> MATERIAL SUPPLIED

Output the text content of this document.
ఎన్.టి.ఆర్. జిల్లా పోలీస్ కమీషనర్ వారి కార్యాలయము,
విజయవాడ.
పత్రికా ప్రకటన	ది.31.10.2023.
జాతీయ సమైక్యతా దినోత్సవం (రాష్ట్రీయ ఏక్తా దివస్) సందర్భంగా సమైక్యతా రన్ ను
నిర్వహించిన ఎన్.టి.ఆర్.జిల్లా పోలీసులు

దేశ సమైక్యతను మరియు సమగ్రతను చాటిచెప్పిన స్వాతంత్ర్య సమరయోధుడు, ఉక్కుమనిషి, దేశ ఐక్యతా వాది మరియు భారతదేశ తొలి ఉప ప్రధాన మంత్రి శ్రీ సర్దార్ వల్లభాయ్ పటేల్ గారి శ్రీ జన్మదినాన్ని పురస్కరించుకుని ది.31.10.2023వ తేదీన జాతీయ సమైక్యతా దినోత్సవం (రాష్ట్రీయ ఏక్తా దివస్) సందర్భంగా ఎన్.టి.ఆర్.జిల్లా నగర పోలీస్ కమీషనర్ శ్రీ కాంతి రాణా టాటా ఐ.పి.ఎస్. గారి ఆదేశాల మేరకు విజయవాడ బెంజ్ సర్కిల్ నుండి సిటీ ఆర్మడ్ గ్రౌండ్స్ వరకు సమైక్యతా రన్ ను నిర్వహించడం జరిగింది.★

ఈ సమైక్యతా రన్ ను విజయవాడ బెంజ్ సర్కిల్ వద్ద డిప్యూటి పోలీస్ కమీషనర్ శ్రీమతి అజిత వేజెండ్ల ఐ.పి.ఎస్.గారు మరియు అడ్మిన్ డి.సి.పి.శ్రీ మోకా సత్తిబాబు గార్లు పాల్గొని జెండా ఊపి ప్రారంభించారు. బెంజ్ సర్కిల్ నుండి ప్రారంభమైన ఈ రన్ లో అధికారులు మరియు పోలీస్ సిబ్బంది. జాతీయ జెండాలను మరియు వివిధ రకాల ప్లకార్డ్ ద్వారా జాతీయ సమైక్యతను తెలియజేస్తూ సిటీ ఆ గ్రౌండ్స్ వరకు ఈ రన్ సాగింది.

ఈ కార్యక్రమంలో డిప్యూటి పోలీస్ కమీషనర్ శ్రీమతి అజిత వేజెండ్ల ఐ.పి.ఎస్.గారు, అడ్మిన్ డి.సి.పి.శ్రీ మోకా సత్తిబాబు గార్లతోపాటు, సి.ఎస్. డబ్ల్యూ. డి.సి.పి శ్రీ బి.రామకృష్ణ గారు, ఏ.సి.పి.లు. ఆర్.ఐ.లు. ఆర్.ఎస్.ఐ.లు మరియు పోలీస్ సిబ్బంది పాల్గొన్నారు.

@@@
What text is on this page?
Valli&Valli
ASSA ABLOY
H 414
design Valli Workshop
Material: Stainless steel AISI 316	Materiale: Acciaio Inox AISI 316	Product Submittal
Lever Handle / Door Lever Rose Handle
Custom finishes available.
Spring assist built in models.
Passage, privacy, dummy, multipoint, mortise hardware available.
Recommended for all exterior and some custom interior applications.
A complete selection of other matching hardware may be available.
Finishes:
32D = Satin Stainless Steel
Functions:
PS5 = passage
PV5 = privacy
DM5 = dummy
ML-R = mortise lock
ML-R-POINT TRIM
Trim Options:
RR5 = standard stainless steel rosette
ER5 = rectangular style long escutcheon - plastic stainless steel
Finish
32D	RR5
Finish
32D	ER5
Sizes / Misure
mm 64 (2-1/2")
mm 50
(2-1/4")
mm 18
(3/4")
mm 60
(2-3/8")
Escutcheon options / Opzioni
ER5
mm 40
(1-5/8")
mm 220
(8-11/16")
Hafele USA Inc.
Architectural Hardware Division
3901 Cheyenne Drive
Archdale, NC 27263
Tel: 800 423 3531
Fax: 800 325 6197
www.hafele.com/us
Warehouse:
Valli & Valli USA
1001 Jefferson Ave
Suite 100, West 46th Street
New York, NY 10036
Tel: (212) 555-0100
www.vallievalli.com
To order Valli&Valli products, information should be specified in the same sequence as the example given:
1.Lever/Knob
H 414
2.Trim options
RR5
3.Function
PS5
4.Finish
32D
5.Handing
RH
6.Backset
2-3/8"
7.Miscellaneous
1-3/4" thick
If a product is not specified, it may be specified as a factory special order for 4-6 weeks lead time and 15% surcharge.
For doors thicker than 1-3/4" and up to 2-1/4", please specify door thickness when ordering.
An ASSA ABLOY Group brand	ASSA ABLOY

> SET TASK
Copy each line of the listing that contains the string "available".

> REPLY TO THE TASK
Custom finishes available.
Passage, privacy, dummy, multipoint, mortise hardware available.
A complete selection of other matching hardware may be available.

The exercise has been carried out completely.